**Dataset:**
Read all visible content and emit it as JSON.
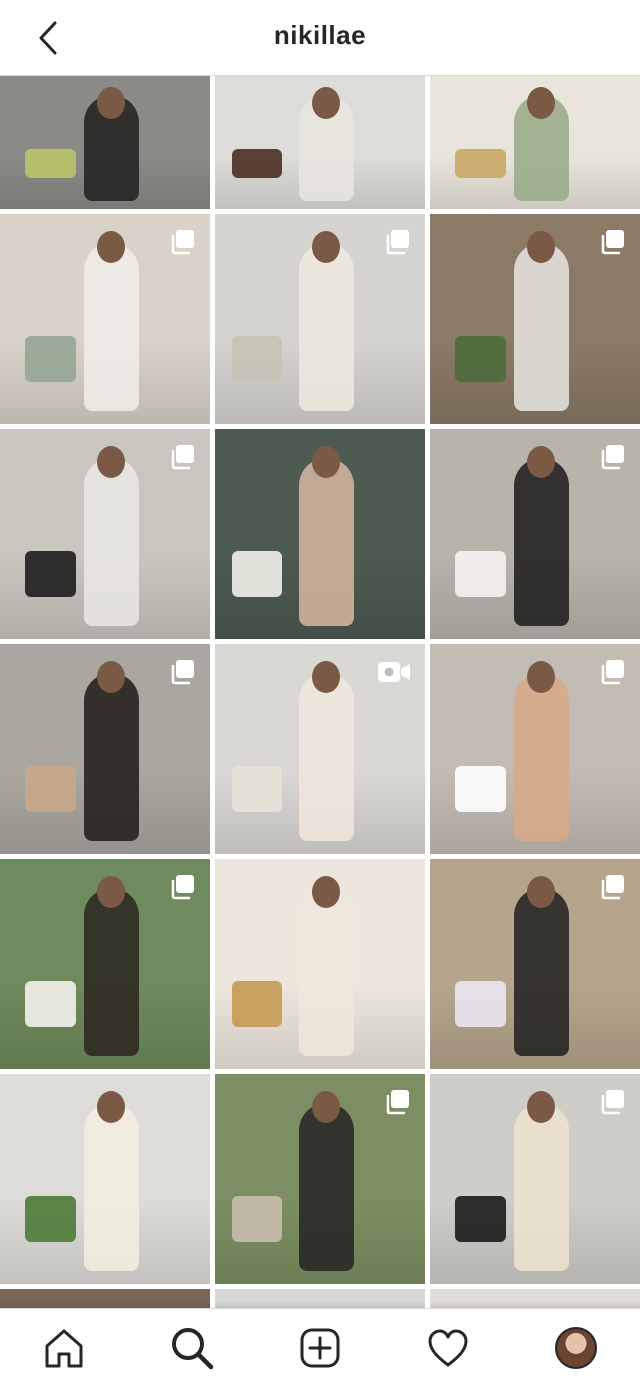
{
  "header": {
    "title": "nikillae",
    "back_icon": "chevron-left-icon"
  },
  "grid": {
    "rows": [
      [
        {
          "bg": "#8a8a86",
          "figure": "#1e1e1e",
          "prop": "#b9c46a",
          "badge": ""
        },
        {
          "bg": "#dcdcd8",
          "figure": "#e9e6df",
          "prop": "#4a2e22",
          "badge": ""
        },
        {
          "bg": "#e9e5dc",
          "figure": "#96a986",
          "prop": "#c9a765",
          "badge": ""
        }
      ],
      [
        {
          "bg": "#d8d2c8",
          "figure": "#f1efea",
          "prop": "#98a594",
          "badge": "carousel-icon"
        },
        {
          "bg": "#d6d4d0",
          "figure": "#efeadf",
          "prop": "#c8c2b6",
          "badge": "carousel-icon"
        },
        {
          "bg": "#8a7a66",
          "figure": "#e7e6e2",
          "prop": "#4e6b3a",
          "badge": "carousel-icon"
        }
      ],
      [
        {
          "bg": "#c9c6bf",
          "figure": "#ebe9e6",
          "prop": "#1d1d1d",
          "badge": "carousel-icon"
        },
        {
          "bg": "#4c5a50",
          "figure": "#d7b8a2",
          "prop": "#f2efe9",
          "badge": ""
        },
        {
          "bg": "#b8b3ab",
          "figure": "#1a1a1a",
          "prop": "#f5f3ef",
          "badge": "carousel-icon"
        }
      ],
      [
        {
          "bg": "#a9a79f",
          "figure": "#1f1b18",
          "prop": "#c9a88a",
          "badge": "carousel-icon"
        },
        {
          "bg": "#d9d8d5",
          "figure": "#f1e8dd",
          "prop": "#e8e2d8",
          "badge": "video-icon"
        },
        {
          "bg": "#c3bcb4",
          "figure": "#d9a987",
          "prop": "#ffffff",
          "badge": "carousel-icon"
        }
      ],
      [
        {
          "bg": "#6f8a5c",
          "figure": "#2c2420",
          "prop": "#f3f1ec",
          "badge": "carousel-icon"
        },
        {
          "bg": "#ece6dd",
          "figure": "#efe8dc",
          "prop": "#c49a52",
          "badge": ""
        },
        {
          "bg": "#b5a58d",
          "figure": "#1e1e1e",
          "prop": "#ebe7f1",
          "badge": "carousel-icon"
        }
      ],
      [
        {
          "bg": "#dedcd8",
          "figure": "#f3eee2",
          "prop": "#4f7a37",
          "badge": ""
        },
        {
          "bg": "#7d8f62",
          "figure": "#232323",
          "prop": "#c9bfae",
          "badge": "carousel-icon"
        },
        {
          "bg": "#cfcdc8",
          "figure": "#ede4cf",
          "prop": "#1b1b1b",
          "badge": "carousel-icon"
        }
      ],
      [
        {
          "bg": "#7a6656",
          "figure": "#7a6656",
          "prop": "#7a6656",
          "badge": ""
        },
        {
          "bg": "#d8d8d6",
          "figure": "#d8d8d6",
          "prop": "#d8d8d6",
          "badge": ""
        },
        {
          "bg": "#e0ddd8",
          "figure": "#e0ddd8",
          "prop": "#e0ddd8",
          "badge": ""
        }
      ]
    ]
  },
  "bottom_nav": {
    "items": [
      {
        "name": "home-icon"
      },
      {
        "name": "search-icon"
      },
      {
        "name": "new-post-icon"
      },
      {
        "name": "heart-icon"
      },
      {
        "name": "profile-avatar"
      }
    ]
  }
}
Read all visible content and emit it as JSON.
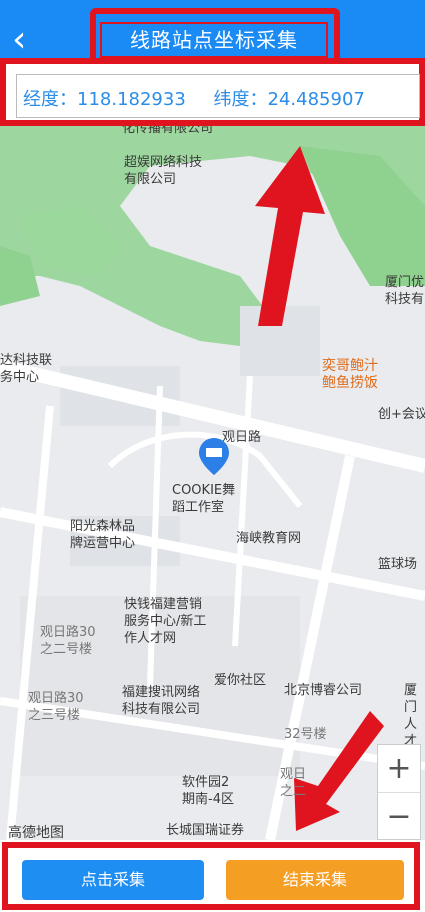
{
  "header": {
    "back_label": "<",
    "title": "线路站点坐标采集"
  },
  "coords": {
    "lng_label": "经度：",
    "lng": "118.182933",
    "lat_label": "纬度：",
    "lat": "24.485907"
  },
  "map": {
    "pois": [
      "化传播有限公司",
      "超娱网络科技有限公司",
      "厦门优科技有",
      "达科技联务中心",
      "奕哥鲍汁鲍鱼捞饭",
      "创+会议",
      "COOKIE舞蹈工作室",
      "阳光森林品牌运营中心",
      "海峡教育网",
      "篮球场",
      "快钱福建营销服务中心/新工作人才网",
      "观日路30之二号楼",
      "爱你社区",
      "北京博睿公司",
      "观日路30之三号楼",
      "福建搜讯网络科技有限公司",
      "厦门人才有",
      "32号楼",
      "软件园2期南-4区",
      "厦门",
      "观日之二",
      "长城国瑞证券"
    ],
    "road_name": "观日路",
    "logo_text": "高德地图",
    "zoom_in": "+",
    "zoom_out": "−"
  },
  "actions": {
    "collect_label": "点击采集",
    "finish_label": "结束采集"
  },
  "colors": {
    "primary": "#1a8af5",
    "accent_orange": "#f49e23",
    "annotation_red": "#e0141f"
  }
}
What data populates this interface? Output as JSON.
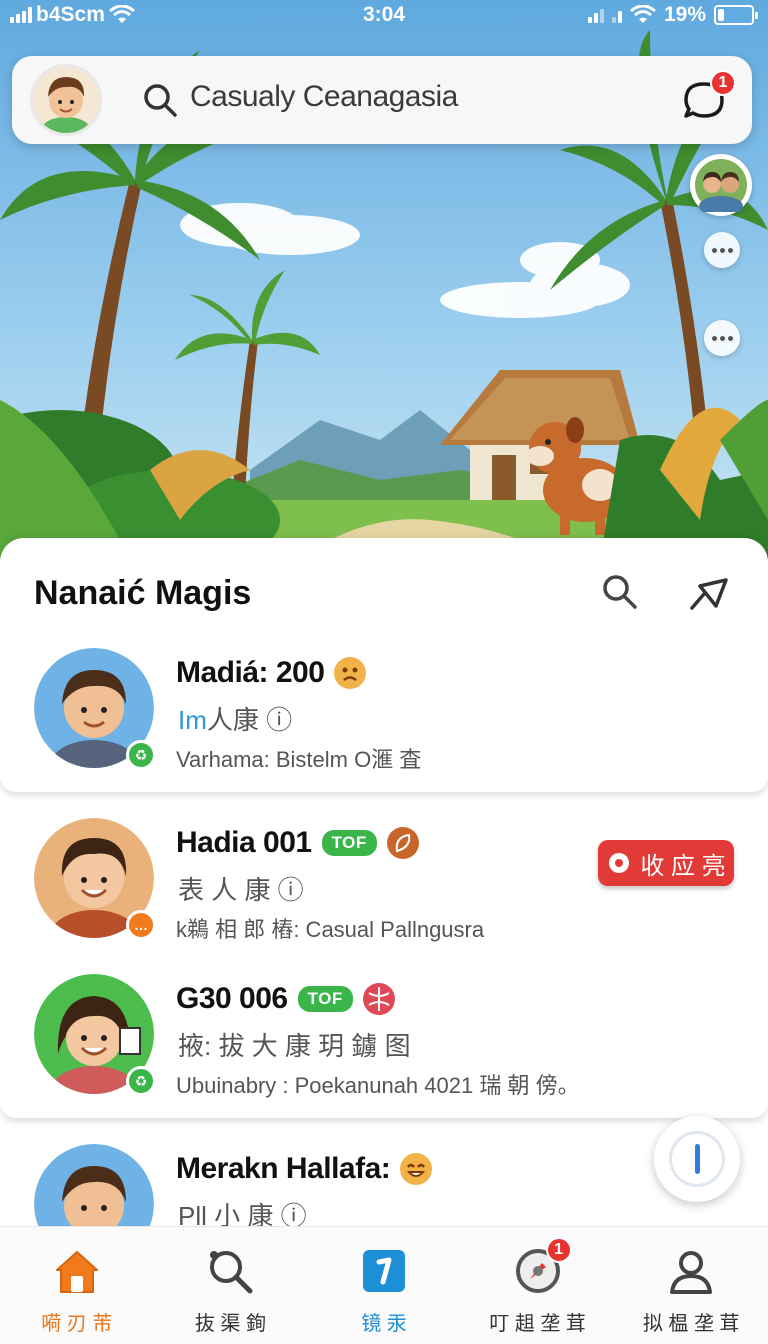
{
  "status_bar": {
    "carrier": "b4Scm",
    "time": "3:04",
    "battery": "19%",
    "battery_level": 0.19
  },
  "search": {
    "text": "Casualy Ceanagasia",
    "notification_count": "1"
  },
  "panel": {
    "title": "Nanaić Magis"
  },
  "list": [
    {
      "name": "Madiá: 200",
      "sub_highlight": "Im",
      "sub_rest": "人康 ⓘ",
      "desc": "Varhama: Bistelm O滙 査",
      "emoji": "sad-face",
      "status_color": "#39b54a"
    },
    {
      "name": "Hadia 001",
      "tag": "TOF",
      "sub": "表 人 康 ⓘ",
      "desc": "k鵜 相 郎 樁:  Casual Pallngusra",
      "action_label": "收 应 亮",
      "status_color": "#f07a1c"
    },
    {
      "name": "G30 006",
      "tag": "TOF",
      "sub": "掖: 拔 大 康 玥 鐪 图",
      "desc": "Ubuinabry : Poekanunah 4021 瑞 朝 傍。",
      "status_color": "#39b54a"
    },
    {
      "name": "Merakn Hallafa:",
      "sub": "Pll 小 康 ⓘ",
      "emoji": "grin-face"
    }
  ],
  "nav": [
    {
      "label": "嗬 刃 芾",
      "icon": "home-icon",
      "active": true
    },
    {
      "label": "抜 渠 銁",
      "icon": "search-icon"
    },
    {
      "label": "镜 汞",
      "icon": "task-icon"
    },
    {
      "label": "叮 趄 垄 茸",
      "icon": "compass-icon",
      "badge": "1"
    },
    {
      "label": "拟 榅 垄 茸",
      "icon": "profile-icon"
    }
  ],
  "colors": {
    "accent_orange": "#e8761e",
    "accent_blue": "#1c8fd6",
    "tag_green": "#39b54a",
    "action_red": "#e23b37",
    "badge_red": "#e8322f"
  }
}
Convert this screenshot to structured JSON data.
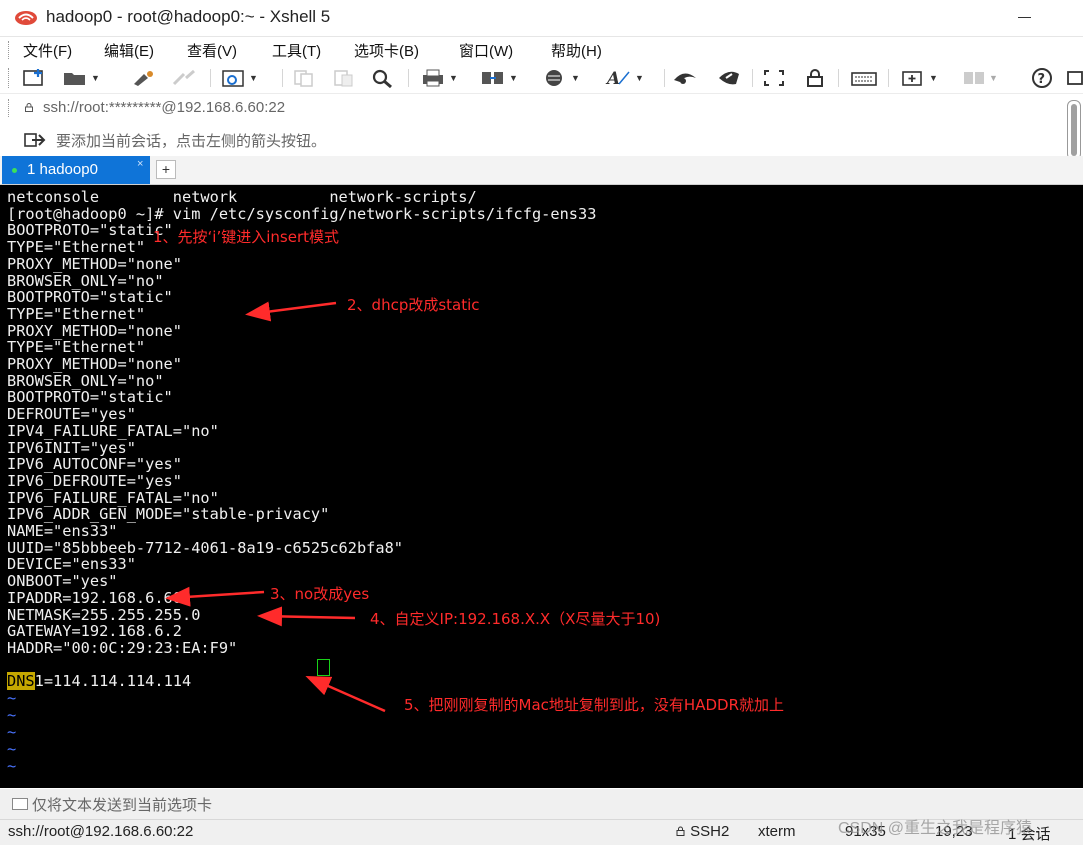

**Work to do:**
Verbatim reproduction of every record is required; images are left out.

**Finished exercise:**
Read all visible content and emit it as JSON.
{
  "header": {
    "title": "nikillae",
    "back_icon": "chevron-left-icon"
  },
  "grid": {
    "rows": [
      [
        {
          "bg": "#8a8a86",
          "figure": "#1e1e1e",
          "prop": "#b9c46a",
          "badge": ""
        },
        {
          "bg": "#dcdcd8",
          "figure": "#e9e6df",
          "prop": "#4a2e22",
          "badge": ""
        },
        {
          "bg": "#e9e5dc",
          "figure": "#96a986",
          "prop": "#c9a765",
          "badge": ""
        }
      ],
      [
        {
          "bg": "#d8d2c8",
          "figure": "#f1efea",
          "prop": "#98a594",
          "badge": "carousel-icon"
        },
        {
          "bg": "#d6d4d0",
          "figure": "#efeadf",
          "prop": "#c8c2b6",
          "badge": "carousel-icon"
        },
        {
          "bg": "#8a7a66",
          "figure": "#e7e6e2",
          "prop": "#4e6b3a",
          "badge": "carousel-icon"
        }
      ],
      [
        {
          "bg": "#c9c6bf",
          "figure": "#ebe9e6",
          "prop": "#1d1d1d",
          "badge": "carousel-icon"
        },
        {
          "bg": "#4c5a50",
          "figure": "#d7b8a2",
          "prop": "#f2efe9",
          "badge": ""
        },
        {
          "bg": "#b8b3ab",
          "figure": "#1a1a1a",
          "prop": "#f5f3ef",
          "badge": "carousel-icon"
        }
      ],
      [
        {
          "bg": "#a9a79f",
          "figure": "#1f1b18",
          "prop": "#c9a88a",
          "badge": "carousel-icon"
        },
        {
          "bg": "#d9d8d5",
          "figure": "#f1e8dd",
          "prop": "#e8e2d8",
          "badge": "video-icon"
        },
        {
          "bg": "#c3bcb4",
          "figure": "#d9a987",
          "prop": "#ffffff",
          "badge": "carousel-icon"
        }
      ],
      [
        {
          "bg": "#6f8a5c",
          "figure": "#2c2420",
          "prop": "#f3f1ec",
          "badge": "carousel-icon"
        },
        {
          "bg": "#ece6dd",
          "figure": "#efe8dc",
          "prop": "#c49a52",
          "badge": ""
        },
        {
          "bg": "#b5a58d",
          "figure": "#1e1e1e",
          "prop": "#ebe7f1",
          "badge": "carousel-icon"
        }
      ],
      [
        {
          "bg": "#dedcd8",
          "figure": "#f3eee2",
          "prop": "#4f7a37",
          "badge": ""
        },
        {
          "bg": "#7d8f62",
          "figure": "#232323",
          "prop": "#c9bfae",
          "badge": "carousel-icon"
        },
        {
          "bg": "#cfcdc8",
          "figure": "#ede4cf",
          "prop": "#1b1b1b",
          "badge": "carousel-icon"
        }
      ],
      [
        {
          "bg": "#7a6656",
          "figure": "#7a6656",
          "prop": "#7a6656",
          "badge": ""
        },
        {
          "bg": "#d8d8d6",
          "figure": "#d8d8d6",
          "prop": "#d8d8d6",
          "badge": ""
        },
        {
          "bg": "#e0ddd8",
          "figure": "#e0ddd8",
          "prop": "#e0ddd8",
          "badge": ""
        }
      ]
    ]
  },
  "bottom_nav": {
    "items": [
      {
        "name": "home-icon"
      },
      {
        "name": "search-icon"
      },
      {
        "name": "new-post-icon"
      },
      {
        "name": "heart-icon"
      },
      {
        "name": "profile-avatar"
      }
    ]
  }
}
Read all visible content and emit it as JSON.
{
  "header": {
    "back_label": "<",
    "title": "线路站点坐标采集"
  },
  "coords": {
    "lng_label": "经度：",
    "lng": "118.182933",
    "lat_label": "纬度：",
    "lat": "24.485907"
  },
  "map": {
    "pois": [
      "化传播有限公司",
      "超娱网络科技有限公司",
      "厦门优科技有",
      "达科技联务中心",
      "奕哥鲍汁鲍鱼捞饭",
      "创+会议",
      "COOKIE舞蹈工作室",
      "阳光森林品牌运营中心",
      "海峡教育网",
      "篮球场",
      "快钱福建营销服务中心/新工作人才网",
      "观日路30之二号楼",
      "爱你社区",
      "北京博睿公司",
      "观日路30之三号楼",
      "福建搜讯网络科技有限公司",
      "厦门人才有",
      "32号楼",
      "软件园2期南-4区",
      "厦门",
      "观日之二",
      "长城国瑞证券"
    ],
    "road_name": "观日路",
    "logo_text": "高德地图",
    "zoom_in": "+",
    "zoom_out": "−"
  },
  "actions": {
    "collect_label": "点击采集",
    "finish_label": "结束采集"
  },
  "colors": {
    "primary": "#1a8af5",
    "accent_orange": "#f49e23",
    "annotation_red": "#e0141f"
  }
}
What data populates this interface? Output as JSON.
{
  "status_bar": {
    "carrier": "b4Scm",
    "time": "3:04",
    "battery": "19%",
    "battery_level": 0.19
  },
  "search": {
    "text": "Casualy Ceanagasia",
    "notification_count": "1"
  },
  "panel": {
    "title": "Nanaić Magis"
  },
  "list": [
    {
      "name": "Madiá: 200",
      "sub_highlight": "Im",
      "sub_rest": "人康 ⓘ",
      "desc": "Varhama: Bistelm O滙 査",
      "emoji": "sad-face",
      "status_color": "#39b54a"
    },
    {
      "name": "Hadia 001",
      "tag": "TOF",
      "sub": "表 人 康 ⓘ",
      "desc": "k鵜 相 郎 樁:  Casual Pallngusra",
      "action_label": "收 应 亮",
      "status_color": "#f07a1c"
    },
    {
      "name": "G30 006",
      "tag": "TOF",
      "sub": "掖: 拔 大 康 玥 鐪 图",
      "desc": "Ubuinabry : Poekanunah 4021 瑞 朝 傍。",
      "status_color": "#39b54a"
    },
    {
      "name": "Merakn Hallafa:",
      "sub": "Pll 小 康 ⓘ",
      "emoji": "grin-face"
    }
  ],
  "nav": [
    {
      "label": "嗬 刃 芾",
      "icon": "home-icon",
      "active": true
    },
    {
      "label": "抜 渠 銁",
      "icon": "search-icon"
    },
    {
      "label": "镜 汞",
      "icon": "task-icon"
    },
    {
      "label": "叮 趄 垄 茸",
      "icon": "compass-icon",
      "badge": "1"
    },
    {
      "label": "拟 榅 垄 茸",
      "icon": "profile-icon"
    }
  ],
  "colors": {
    "accent_orange": "#e8761e",
    "accent_blue": "#1c8fd6",
    "tag_green": "#39b54a",
    "action_red": "#e23b37",
    "badge_red": "#e8322f"
  }
}
Convert this screenshot to structured JSON data.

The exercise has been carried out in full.